▸ **THE TASK**
Give the data again exactly as written, skipping any pictures.

(Dataset records)
_____
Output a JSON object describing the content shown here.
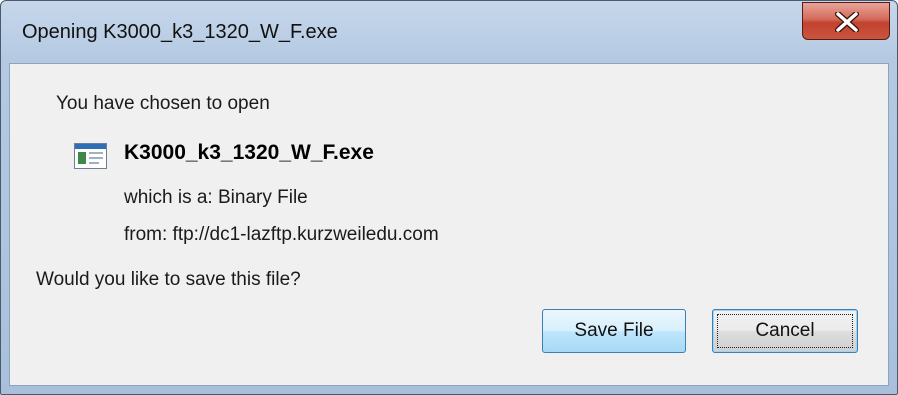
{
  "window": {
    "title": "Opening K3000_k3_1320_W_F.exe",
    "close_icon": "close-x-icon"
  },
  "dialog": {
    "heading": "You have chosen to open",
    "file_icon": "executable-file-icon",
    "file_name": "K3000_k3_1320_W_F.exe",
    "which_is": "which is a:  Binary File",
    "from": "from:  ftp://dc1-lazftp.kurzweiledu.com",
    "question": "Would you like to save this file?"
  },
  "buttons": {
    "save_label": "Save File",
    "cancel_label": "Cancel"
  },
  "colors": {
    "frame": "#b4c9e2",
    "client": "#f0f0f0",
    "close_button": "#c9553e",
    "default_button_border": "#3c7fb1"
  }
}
_____
▸ **TASK ANSWER**
Output a JSON object describing the content shown here.
{
  "window": {
    "title": "Opening K3000_k3_1320_W_F.exe",
    "close_icon": "close-x-icon"
  },
  "dialog": {
    "heading": "You have chosen to open",
    "file_icon": "executable-file-icon",
    "file_name": "K3000_k3_1320_W_F.exe",
    "which_is": "which is a:  Binary File",
    "from": "from:  ftp://dc1-lazftp.kurzweiledu.com",
    "question": "Would you like to save this file?"
  },
  "buttons": {
    "save_label": "Save File",
    "cancel_label": "Cancel"
  },
  "colors": {
    "frame": "#b4c9e2",
    "client": "#f0f0f0",
    "close_button": "#c9553e",
    "default_button_border": "#3c7fb1"
  }
}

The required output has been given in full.